Records shown:
╭──

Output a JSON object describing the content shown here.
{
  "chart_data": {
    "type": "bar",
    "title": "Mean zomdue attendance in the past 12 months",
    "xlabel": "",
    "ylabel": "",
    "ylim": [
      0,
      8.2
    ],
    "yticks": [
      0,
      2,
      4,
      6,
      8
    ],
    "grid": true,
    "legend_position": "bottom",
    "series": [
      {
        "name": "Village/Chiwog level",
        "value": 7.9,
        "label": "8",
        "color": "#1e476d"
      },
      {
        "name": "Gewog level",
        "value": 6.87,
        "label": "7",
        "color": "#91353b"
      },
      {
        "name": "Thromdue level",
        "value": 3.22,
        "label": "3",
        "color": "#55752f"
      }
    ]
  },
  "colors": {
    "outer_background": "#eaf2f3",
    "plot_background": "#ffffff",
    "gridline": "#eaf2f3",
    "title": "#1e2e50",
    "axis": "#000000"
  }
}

╰──

What you are asked to do: Show all lines in the entries above where the word "level" appears.

Solution to this exercise:
        "name": "Village/Chiwog level",
        "name": "Gewog level",
        "name": "Thromdue level",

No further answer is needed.